(Dataset entries)
######

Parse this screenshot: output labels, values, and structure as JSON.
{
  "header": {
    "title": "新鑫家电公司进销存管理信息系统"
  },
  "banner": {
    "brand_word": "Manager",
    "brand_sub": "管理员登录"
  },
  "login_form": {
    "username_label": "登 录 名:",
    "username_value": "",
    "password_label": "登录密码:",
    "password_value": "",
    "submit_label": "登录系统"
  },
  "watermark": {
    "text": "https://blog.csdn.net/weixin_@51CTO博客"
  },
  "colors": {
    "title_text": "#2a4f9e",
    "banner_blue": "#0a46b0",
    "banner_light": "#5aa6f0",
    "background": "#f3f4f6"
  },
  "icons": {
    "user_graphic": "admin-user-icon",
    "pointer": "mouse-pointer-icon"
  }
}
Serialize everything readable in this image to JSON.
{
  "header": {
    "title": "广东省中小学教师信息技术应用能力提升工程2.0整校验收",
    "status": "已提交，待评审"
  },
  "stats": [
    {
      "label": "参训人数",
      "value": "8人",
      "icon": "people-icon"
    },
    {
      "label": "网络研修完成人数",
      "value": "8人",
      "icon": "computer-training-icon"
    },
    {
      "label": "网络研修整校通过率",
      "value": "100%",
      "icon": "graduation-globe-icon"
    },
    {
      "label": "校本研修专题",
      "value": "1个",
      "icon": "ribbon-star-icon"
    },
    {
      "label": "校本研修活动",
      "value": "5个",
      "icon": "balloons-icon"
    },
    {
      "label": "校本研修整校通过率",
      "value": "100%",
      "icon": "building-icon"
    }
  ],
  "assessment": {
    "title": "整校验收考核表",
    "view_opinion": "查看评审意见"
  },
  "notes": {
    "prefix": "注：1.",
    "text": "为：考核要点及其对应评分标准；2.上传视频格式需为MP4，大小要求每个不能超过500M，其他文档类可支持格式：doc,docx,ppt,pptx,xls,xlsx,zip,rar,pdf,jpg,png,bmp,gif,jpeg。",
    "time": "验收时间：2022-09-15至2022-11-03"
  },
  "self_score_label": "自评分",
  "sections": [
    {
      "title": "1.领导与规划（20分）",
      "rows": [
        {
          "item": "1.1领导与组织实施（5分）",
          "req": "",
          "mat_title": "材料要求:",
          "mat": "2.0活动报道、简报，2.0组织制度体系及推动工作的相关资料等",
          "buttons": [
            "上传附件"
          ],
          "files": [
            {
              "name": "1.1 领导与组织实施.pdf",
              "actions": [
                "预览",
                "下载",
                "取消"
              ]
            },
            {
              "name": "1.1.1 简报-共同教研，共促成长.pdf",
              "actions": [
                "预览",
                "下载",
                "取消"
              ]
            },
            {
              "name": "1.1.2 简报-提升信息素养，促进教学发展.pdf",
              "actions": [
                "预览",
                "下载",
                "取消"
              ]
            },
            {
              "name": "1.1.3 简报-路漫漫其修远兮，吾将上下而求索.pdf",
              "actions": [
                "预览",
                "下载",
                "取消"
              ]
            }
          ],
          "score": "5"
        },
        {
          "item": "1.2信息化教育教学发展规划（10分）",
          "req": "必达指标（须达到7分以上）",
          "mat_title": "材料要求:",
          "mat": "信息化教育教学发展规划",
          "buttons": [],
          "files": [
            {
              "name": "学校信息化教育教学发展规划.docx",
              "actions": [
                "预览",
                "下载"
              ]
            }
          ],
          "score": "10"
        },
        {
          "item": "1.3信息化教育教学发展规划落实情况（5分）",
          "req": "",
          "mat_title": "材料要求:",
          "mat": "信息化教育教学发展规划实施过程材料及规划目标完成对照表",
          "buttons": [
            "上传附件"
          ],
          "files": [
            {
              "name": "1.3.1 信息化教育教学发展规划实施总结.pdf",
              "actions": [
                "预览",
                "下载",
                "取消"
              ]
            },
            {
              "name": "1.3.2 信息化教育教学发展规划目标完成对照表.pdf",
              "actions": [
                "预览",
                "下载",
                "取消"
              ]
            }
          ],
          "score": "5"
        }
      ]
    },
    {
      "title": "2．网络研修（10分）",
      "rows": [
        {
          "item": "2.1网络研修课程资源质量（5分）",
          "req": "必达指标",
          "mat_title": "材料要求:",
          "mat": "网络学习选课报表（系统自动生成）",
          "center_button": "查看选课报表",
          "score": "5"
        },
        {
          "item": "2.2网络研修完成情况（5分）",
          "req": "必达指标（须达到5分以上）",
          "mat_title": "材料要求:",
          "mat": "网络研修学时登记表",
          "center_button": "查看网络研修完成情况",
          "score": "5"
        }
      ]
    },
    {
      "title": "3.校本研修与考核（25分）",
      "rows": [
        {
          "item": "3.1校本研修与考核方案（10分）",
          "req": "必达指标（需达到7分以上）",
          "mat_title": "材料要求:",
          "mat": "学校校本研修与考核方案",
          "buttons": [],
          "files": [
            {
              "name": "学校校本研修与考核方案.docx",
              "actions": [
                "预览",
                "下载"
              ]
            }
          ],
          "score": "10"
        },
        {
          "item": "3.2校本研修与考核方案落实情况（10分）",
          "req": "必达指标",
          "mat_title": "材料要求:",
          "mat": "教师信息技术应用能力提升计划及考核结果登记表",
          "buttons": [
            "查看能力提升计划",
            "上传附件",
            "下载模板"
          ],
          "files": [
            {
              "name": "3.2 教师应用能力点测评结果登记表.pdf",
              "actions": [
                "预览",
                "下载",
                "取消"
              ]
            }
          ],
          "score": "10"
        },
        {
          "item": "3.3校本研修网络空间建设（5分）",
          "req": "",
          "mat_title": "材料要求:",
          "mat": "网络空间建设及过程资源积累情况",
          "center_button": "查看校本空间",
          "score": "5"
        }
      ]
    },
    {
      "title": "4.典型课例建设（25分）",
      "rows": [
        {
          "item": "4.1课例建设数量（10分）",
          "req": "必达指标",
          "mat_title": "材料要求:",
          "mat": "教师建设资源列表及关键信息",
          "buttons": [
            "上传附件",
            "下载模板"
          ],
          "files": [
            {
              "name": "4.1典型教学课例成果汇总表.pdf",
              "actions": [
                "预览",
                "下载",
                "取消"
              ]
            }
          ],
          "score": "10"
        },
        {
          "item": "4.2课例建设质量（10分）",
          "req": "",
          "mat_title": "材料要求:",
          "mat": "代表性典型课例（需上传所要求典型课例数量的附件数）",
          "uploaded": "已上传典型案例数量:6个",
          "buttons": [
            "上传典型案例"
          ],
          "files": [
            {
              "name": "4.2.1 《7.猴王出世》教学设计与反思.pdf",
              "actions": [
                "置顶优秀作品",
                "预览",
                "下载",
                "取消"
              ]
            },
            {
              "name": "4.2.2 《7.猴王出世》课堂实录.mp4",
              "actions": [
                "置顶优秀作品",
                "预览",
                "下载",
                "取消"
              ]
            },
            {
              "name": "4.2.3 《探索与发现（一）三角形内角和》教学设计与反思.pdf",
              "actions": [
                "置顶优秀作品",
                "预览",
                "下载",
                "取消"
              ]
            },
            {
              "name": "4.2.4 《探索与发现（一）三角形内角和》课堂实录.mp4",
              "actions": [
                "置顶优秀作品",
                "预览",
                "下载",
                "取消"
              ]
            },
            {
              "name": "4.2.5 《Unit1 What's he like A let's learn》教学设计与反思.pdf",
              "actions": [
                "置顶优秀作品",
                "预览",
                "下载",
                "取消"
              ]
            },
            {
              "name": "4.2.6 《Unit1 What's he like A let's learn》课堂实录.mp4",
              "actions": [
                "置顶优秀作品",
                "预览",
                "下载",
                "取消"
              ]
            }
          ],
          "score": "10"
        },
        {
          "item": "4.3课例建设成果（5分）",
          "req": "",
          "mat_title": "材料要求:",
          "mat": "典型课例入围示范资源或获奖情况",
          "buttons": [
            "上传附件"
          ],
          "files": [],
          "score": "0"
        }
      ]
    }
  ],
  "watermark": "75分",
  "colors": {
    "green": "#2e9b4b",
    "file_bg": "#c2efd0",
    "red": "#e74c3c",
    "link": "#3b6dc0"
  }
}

######

EXERCISE GOAL -
Report all lines of the data above that include the string "What".

REPLY -
              "name": "4.2.5 《Unit1 What's he like A let's learn》教学设计与反思.pdf",
              "name": "4.2.6 《Unit1 What's he like A let's learn》课堂实录.mp4",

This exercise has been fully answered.